> **GIVEN TASK**
Copy out each line of the material below that holds the string "konkurranseklasse".

*** DATA PROVIDED ***

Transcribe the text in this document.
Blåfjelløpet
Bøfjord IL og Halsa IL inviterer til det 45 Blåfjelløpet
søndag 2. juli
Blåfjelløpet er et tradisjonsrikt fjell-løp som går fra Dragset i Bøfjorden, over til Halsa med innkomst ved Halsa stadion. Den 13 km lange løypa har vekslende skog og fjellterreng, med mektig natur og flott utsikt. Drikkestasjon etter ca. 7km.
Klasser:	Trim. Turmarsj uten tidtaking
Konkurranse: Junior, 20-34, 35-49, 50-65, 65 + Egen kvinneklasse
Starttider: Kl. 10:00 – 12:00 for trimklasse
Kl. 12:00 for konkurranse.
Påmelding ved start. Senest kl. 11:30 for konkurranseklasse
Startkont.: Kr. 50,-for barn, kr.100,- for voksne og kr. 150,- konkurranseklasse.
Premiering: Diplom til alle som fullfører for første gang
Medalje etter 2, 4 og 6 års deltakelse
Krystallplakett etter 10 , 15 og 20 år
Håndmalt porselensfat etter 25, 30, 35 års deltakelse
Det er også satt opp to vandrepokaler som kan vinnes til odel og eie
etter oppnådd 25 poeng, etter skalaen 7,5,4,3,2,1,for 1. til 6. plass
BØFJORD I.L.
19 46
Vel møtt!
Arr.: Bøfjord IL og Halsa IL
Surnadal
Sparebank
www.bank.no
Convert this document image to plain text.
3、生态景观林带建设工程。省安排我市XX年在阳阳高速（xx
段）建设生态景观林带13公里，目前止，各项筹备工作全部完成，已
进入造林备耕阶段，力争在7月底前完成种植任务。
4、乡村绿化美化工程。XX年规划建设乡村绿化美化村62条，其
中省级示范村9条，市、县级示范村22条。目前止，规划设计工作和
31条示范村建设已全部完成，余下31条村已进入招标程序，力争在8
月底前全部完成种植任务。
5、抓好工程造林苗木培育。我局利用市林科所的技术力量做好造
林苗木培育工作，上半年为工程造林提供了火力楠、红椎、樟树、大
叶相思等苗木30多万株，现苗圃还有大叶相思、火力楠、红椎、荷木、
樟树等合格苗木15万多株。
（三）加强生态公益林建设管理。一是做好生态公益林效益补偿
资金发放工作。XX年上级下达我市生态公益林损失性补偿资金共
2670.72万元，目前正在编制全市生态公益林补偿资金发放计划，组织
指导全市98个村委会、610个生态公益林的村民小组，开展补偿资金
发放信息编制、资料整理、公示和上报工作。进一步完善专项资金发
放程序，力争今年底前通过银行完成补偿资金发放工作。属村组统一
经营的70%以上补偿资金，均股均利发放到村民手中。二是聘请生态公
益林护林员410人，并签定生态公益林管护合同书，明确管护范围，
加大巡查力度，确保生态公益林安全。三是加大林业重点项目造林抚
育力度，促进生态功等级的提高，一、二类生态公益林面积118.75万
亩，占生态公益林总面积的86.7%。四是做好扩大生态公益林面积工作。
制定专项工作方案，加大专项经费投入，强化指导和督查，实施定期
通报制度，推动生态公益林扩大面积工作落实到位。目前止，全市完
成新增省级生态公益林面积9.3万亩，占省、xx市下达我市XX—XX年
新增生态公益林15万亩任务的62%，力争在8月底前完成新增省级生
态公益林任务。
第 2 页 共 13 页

***

> **SOLVED PROBLEM**
Påmelding ved start. Senest kl. 11:30 for konkurranseklasse
Startkont.: Kr. 50,-for barn, kr.100,- for voksne og kr. 150,- konkurranseklasse.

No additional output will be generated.